* [WORK TO BE COMPLETED]
In the material below, the lines containing the word "coefficient" are required; copy each of them.

** START DATASET **

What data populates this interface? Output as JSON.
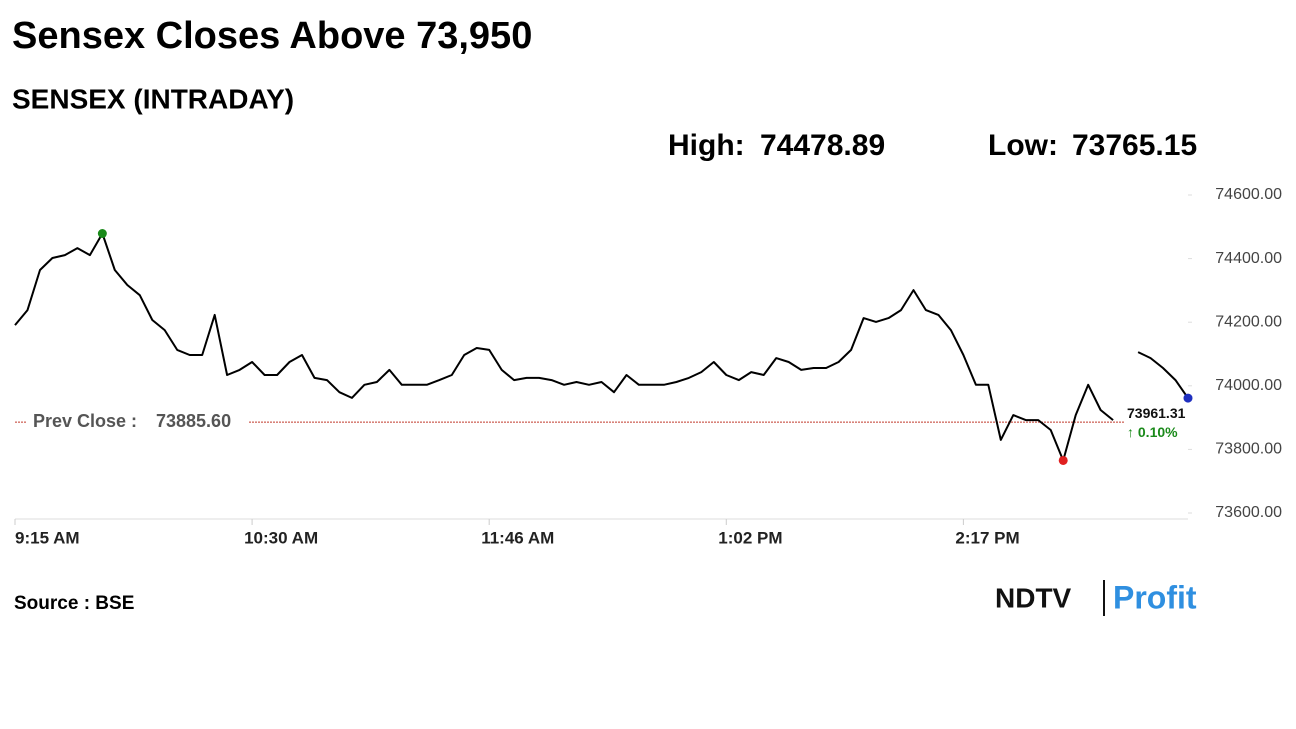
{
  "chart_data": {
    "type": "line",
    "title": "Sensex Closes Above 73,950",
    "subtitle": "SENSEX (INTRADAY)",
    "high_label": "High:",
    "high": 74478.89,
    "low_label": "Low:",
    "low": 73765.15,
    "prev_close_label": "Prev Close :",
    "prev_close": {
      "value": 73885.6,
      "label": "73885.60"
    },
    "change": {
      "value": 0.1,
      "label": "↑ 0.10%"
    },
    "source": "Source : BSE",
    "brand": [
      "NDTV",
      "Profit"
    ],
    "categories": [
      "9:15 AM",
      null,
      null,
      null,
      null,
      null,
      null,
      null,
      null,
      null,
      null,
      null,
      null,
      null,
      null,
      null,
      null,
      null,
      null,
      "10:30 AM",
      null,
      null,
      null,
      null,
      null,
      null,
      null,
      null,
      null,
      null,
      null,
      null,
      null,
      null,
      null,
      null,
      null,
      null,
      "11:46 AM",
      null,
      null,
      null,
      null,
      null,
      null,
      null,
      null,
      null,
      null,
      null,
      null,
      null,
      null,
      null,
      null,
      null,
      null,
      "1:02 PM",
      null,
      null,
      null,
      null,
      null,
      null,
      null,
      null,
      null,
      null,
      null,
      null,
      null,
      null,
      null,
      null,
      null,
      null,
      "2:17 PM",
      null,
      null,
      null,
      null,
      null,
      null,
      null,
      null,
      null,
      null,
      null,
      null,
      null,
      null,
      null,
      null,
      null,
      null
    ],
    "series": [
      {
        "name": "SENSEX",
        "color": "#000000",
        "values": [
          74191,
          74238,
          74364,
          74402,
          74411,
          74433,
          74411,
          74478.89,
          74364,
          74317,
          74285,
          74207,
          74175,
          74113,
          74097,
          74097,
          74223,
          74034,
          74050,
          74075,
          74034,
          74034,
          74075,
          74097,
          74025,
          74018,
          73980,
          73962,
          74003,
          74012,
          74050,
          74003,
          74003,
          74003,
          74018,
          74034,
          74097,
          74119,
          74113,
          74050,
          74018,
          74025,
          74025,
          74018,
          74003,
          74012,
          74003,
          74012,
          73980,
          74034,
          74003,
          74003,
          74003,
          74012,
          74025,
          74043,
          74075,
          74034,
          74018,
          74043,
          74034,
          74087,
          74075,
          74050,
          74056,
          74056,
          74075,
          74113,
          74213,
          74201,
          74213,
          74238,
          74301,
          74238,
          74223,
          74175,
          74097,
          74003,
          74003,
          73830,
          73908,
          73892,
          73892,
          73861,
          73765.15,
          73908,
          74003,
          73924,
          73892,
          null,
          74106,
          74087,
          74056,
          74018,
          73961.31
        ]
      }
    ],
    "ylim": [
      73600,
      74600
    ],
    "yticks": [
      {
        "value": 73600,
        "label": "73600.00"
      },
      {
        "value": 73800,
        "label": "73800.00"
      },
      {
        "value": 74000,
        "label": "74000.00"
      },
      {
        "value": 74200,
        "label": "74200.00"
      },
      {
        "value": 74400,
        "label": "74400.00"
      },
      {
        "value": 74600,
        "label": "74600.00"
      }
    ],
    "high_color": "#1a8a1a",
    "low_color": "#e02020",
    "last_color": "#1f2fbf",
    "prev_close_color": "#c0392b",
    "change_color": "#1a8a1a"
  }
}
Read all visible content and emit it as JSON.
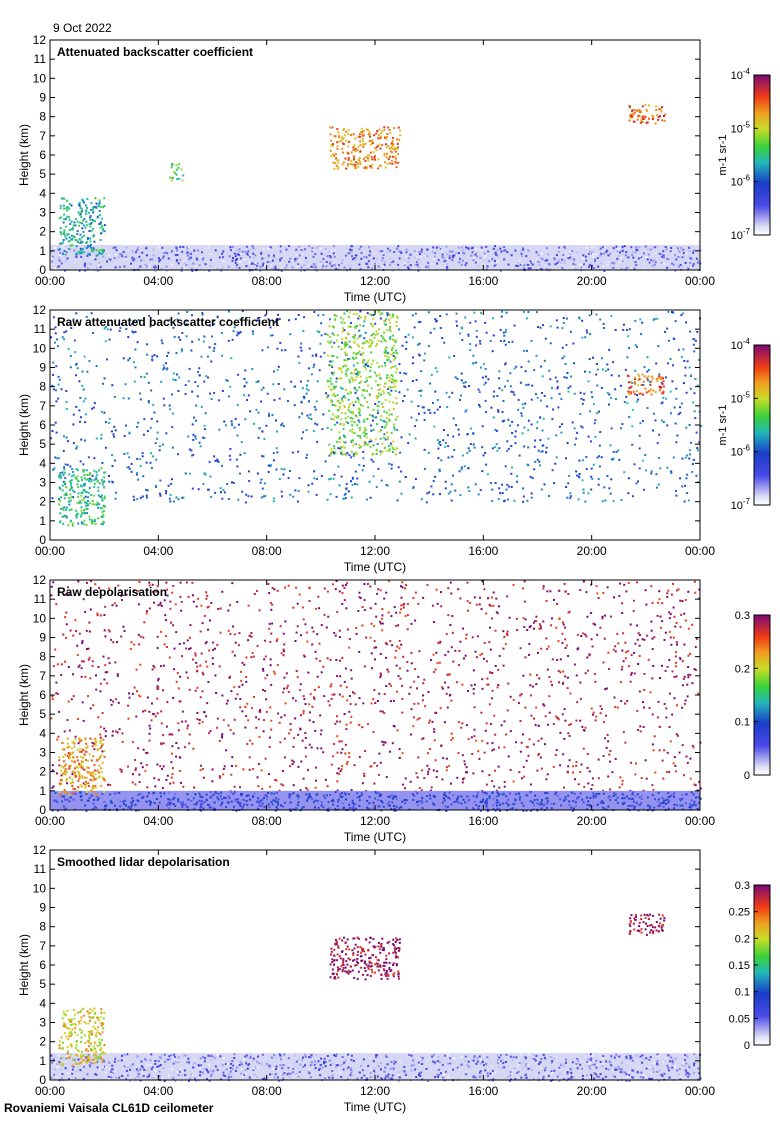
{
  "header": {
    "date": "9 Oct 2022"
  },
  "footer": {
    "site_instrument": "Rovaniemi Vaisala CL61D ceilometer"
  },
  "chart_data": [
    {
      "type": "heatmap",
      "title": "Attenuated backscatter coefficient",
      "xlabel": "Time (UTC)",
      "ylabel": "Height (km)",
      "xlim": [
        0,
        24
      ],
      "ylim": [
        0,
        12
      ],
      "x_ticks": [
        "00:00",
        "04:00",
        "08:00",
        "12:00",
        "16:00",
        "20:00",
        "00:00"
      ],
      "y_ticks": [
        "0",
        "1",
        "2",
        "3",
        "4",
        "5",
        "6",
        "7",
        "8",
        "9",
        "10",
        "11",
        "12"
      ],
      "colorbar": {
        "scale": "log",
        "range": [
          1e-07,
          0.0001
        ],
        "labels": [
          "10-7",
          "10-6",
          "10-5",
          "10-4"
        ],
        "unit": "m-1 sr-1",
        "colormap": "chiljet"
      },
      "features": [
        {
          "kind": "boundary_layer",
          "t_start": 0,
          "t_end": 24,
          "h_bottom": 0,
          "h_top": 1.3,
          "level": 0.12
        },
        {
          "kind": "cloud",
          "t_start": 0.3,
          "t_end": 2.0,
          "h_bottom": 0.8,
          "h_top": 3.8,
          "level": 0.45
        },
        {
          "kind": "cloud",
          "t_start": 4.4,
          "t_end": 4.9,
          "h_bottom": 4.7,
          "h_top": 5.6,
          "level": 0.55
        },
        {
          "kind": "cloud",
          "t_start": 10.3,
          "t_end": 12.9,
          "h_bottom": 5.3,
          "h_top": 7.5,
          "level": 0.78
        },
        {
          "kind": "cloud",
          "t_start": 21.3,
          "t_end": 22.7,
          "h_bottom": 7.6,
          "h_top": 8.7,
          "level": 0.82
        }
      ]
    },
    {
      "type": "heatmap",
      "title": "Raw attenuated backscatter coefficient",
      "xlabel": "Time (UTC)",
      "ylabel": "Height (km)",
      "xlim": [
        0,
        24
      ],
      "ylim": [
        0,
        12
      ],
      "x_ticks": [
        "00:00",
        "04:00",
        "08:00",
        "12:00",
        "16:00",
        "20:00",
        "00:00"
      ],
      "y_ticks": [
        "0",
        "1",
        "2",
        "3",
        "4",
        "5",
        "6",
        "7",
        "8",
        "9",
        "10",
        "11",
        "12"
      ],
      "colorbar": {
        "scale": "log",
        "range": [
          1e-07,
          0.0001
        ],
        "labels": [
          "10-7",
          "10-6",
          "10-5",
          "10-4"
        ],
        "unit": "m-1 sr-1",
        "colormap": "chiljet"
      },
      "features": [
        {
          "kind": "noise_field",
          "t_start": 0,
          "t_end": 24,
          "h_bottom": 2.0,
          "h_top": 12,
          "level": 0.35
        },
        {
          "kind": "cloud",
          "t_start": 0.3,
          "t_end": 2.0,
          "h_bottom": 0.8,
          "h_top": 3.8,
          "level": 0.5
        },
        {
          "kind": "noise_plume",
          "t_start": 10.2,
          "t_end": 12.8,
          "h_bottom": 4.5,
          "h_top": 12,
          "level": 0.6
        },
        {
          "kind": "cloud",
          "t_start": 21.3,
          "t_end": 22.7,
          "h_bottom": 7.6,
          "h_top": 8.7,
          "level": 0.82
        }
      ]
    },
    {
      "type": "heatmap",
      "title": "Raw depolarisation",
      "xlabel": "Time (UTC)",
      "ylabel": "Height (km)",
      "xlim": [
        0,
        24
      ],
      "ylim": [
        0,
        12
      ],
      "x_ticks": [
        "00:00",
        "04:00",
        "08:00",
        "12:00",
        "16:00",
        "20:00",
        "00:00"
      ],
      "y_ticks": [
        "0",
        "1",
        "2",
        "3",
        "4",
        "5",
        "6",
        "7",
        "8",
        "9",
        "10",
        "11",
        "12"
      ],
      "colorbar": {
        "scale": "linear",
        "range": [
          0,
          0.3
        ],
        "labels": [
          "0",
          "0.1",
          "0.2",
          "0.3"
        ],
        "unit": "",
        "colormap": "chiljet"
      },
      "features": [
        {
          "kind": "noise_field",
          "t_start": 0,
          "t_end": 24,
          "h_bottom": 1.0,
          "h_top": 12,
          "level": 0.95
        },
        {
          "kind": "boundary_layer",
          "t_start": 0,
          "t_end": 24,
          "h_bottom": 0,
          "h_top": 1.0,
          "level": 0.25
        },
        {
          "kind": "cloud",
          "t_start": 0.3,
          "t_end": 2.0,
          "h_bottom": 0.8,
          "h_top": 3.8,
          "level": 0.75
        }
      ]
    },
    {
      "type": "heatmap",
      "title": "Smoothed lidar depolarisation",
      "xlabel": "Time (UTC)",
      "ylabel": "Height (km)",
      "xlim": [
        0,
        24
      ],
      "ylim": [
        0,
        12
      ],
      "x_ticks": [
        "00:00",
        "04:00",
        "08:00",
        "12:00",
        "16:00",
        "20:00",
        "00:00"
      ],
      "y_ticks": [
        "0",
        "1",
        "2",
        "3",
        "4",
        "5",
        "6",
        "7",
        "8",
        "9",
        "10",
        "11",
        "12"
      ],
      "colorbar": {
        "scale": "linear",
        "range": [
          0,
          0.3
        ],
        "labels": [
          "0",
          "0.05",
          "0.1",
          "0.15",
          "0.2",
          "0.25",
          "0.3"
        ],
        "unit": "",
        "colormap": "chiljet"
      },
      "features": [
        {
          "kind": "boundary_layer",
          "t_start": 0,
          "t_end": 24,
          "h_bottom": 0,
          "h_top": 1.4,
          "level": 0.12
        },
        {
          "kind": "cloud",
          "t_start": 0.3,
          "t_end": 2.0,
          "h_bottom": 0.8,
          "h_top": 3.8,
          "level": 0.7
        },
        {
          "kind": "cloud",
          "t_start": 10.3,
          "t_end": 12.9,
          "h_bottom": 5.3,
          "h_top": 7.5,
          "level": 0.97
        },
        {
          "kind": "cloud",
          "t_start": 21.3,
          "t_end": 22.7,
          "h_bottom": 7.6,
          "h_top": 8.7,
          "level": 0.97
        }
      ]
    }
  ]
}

** END DATASET **

* [THE SOLUTION]
      "title": "Attenuated backscatter coefficient",
      "title": "Raw attenuated backscatter coefficient",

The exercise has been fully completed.